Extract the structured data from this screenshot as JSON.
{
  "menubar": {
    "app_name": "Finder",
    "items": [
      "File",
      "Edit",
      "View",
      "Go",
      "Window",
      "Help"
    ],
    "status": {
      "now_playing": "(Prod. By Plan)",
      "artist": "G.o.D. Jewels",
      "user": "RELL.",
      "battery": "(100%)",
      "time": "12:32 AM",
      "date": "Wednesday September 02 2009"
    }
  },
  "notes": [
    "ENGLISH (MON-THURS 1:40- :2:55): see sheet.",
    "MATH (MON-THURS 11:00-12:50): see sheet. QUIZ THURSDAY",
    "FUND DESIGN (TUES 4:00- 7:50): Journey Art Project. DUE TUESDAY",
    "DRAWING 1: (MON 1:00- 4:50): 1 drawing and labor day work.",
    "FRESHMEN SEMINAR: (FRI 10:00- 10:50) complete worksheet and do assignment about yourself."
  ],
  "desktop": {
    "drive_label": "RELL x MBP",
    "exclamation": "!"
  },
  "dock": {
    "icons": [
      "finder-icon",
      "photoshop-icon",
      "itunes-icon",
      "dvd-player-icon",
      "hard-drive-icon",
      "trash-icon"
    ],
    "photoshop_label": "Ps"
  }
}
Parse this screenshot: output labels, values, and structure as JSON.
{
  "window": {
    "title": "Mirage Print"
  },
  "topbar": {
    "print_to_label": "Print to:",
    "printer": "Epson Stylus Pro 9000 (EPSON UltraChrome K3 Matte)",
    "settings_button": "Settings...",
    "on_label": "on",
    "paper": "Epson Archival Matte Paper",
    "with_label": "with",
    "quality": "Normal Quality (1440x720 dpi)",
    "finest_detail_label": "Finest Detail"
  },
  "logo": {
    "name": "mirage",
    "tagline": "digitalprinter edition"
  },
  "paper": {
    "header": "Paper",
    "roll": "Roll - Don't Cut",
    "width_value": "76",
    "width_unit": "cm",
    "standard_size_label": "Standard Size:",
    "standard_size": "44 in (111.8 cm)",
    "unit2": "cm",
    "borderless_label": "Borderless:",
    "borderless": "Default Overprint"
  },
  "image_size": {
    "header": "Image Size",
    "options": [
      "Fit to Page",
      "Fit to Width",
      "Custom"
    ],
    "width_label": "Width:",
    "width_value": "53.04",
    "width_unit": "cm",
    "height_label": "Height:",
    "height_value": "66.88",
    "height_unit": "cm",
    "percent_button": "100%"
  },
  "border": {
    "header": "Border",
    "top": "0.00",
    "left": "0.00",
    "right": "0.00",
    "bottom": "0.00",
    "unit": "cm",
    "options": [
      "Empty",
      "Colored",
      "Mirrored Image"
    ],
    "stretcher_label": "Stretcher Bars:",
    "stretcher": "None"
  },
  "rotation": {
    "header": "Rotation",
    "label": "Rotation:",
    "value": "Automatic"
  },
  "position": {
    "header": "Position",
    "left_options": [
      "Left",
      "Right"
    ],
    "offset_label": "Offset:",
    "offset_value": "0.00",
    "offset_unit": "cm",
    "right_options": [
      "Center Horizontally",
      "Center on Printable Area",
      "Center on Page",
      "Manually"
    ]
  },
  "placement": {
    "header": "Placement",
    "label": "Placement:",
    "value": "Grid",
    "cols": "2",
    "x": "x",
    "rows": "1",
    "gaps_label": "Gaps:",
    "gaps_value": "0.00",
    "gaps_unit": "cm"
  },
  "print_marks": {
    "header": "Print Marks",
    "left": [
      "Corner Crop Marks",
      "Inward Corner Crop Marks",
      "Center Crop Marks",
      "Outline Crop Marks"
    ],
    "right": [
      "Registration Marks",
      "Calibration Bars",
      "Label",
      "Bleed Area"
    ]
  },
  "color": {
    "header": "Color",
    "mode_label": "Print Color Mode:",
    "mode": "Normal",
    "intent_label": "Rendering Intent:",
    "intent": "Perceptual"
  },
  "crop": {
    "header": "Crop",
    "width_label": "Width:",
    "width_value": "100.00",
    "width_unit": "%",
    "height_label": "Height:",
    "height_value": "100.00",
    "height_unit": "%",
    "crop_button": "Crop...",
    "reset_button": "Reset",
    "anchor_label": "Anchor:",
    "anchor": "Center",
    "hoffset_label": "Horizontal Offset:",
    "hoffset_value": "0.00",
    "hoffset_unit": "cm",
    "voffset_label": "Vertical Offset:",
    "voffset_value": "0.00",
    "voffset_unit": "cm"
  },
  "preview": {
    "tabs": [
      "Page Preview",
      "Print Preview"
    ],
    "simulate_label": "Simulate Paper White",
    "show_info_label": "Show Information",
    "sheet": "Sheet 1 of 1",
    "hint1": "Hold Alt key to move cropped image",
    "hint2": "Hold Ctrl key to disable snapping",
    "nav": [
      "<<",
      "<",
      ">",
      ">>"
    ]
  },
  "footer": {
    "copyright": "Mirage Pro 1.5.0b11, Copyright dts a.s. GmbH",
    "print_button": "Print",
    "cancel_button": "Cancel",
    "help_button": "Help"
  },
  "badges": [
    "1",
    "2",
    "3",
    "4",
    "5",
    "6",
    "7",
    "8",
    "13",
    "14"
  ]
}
#####
§ BRIEF: Go through the records above and retype each one exactly.

§ TASK ANSWER:
Extract the structured data from this screenshot as JSON.
{
  "menubar": {
    "app_name": "Finder",
    "items": [
      "File",
      "Edit",
      "View",
      "Go",
      "Window",
      "Help"
    ],
    "status": {
      "now_playing": "(Prod. By Plan)",
      "artist": "G.o.D. Jewels",
      "user": "RELL.",
      "battery": "(100%)",
      "time": "12:32 AM",
      "date": "Wednesday September 02 2009"
    }
  },
  "notes": [
    "ENGLISH (MON-THURS 1:40- :2:55): see sheet.",
    "MATH (MON-THURS 11:00-12:50): see sheet. QUIZ THURSDAY",
    "FUND DESIGN (TUES 4:00- 7:50): Journey Art Project. DUE TUESDAY",
    "DRAWING 1: (MON 1:00- 4:50): 1 drawing and labor day work.",
    "FRESHMEN SEMINAR: (FRI 10:00- 10:50) complete worksheet and do assignment about yourself."
  ],
  "desktop": {
    "drive_label": "RELL x MBP",
    "exclamation": "!"
  },
  "dock": {
    "icons": [
      "finder-icon",
      "photoshop-icon",
      "itunes-icon",
      "dvd-player-icon",
      "hard-drive-icon",
      "trash-icon"
    ],
    "photoshop_label": "Ps"
  }
}
Parse this screenshot: output labels, values, and structure as JSON.
{
  "window": {
    "title": "Mirage Print"
  },
  "topbar": {
    "print_to_label": "Print to:",
    "printer": "Epson Stylus Pro 9000 (EPSON UltraChrome K3 Matte)",
    "settings_button": "Settings...",
    "on_label": "on",
    "paper": "Epson Archival Matte Paper",
    "with_label": "with",
    "quality": "Normal Quality (1440x720 dpi)",
    "finest_detail_label": "Finest Detail"
  },
  "logo": {
    "name": "mirage",
    "tagline": "digitalprinter edition"
  },
  "paper": {
    "header": "Paper",
    "roll": "Roll - Don't Cut",
    "width_value": "76",
    "width_unit": "cm",
    "standard_size_label": "Standard Size:",
    "standard_size": "44 in (111.8 cm)",
    "unit2": "cm",
    "borderless_label": "Borderless:",
    "borderless": "Default Overprint"
  },
  "image_size": {
    "header": "Image Size",
    "options": [
      "Fit to Page",
      "Fit to Width",
      "Custom"
    ],
    "width_label": "Width:",
    "width_value": "53.04",
    "width_unit": "cm",
    "height_label": "Height:",
    "height_value": "66.88",
    "height_unit": "cm",
    "percent_button": "100%"
  },
  "border": {
    "header": "Border",
    "top": "0.00",
    "left": "0.00",
    "right": "0.00",
    "bottom": "0.00",
    "unit": "cm",
    "options": [
      "Empty",
      "Colored",
      "Mirrored Image"
    ],
    "stretcher_label": "Stretcher Bars:",
    "stretcher": "None"
  },
  "rotation": {
    "header": "Rotation",
    "label": "Rotation:",
    "value": "Automatic"
  },
  "position": {
    "header": "Position",
    "left_options": [
      "Left",
      "Right"
    ],
    "offset_label": "Offset:",
    "offset_value": "0.00",
    "offset_unit": "cm",
    "right_options": [
      "Center Horizontally",
      "Center on Printable Area",
      "Center on Page",
      "Manually"
    ]
  },
  "placement": {
    "header": "Placement",
    "label": "Placement:",
    "value": "Grid",
    "cols": "2",
    "x": "x",
    "rows": "1",
    "gaps_label": "Gaps:",
    "gaps_value": "0.00",
    "gaps_unit": "cm"
  },
  "print_marks": {
    "header": "Print Marks",
    "left": [
      "Corner Crop Marks",
      "Inward Corner Crop Marks",
      "Center Crop Marks",
      "Outline Crop Marks"
    ],
    "right": [
      "Registration Marks",
      "Calibration Bars",
      "Label",
      "Bleed Area"
    ]
  },
  "color": {
    "header": "Color",
    "mode_label": "Print Color Mode:",
    "mode": "Normal",
    "intent_label": "Rendering Intent:",
    "intent": "Perceptual"
  },
  "crop": {
    "header": "Crop",
    "width_label": "Width:",
    "width_value": "100.00",
    "width_unit": "%",
    "height_label": "Height:",
    "height_value": "100.00",
    "height_unit": "%",
    "crop_button": "Crop...",
    "reset_button": "Reset",
    "anchor_label": "Anchor:",
    "anchor": "Center",
    "hoffset_label": "Horizontal Offset:",
    "hoffset_value": "0.00",
    "hoffset_unit": "cm",
    "voffset_label": "Vertical Offset:",
    "voffset_value": "0.00",
    "voffset_unit": "cm"
  },
  "preview": {
    "tabs": [
      "Page Preview",
      "Print Preview"
    ],
    "simulate_label": "Simulate Paper White",
    "show_info_label": "Show Information",
    "sheet": "Sheet 1 of 1",
    "hint1": "Hold Alt key to move cropped image",
    "hint2": "Hold Ctrl key to disable snapping",
    "nav": [
      "<<",
      "<",
      ">",
      ">>"
    ]
  },
  "footer": {
    "copyright": "Mirage Pro 1.5.0b11, Copyright dts a.s. GmbH",
    "print_button": "Print",
    "cancel_button": "Cancel",
    "help_button": "Help"
  },
  "badges": [
    "1",
    "2",
    "3",
    "4",
    "5",
    "6",
    "7",
    "8",
    "13",
    "14"
  ]
}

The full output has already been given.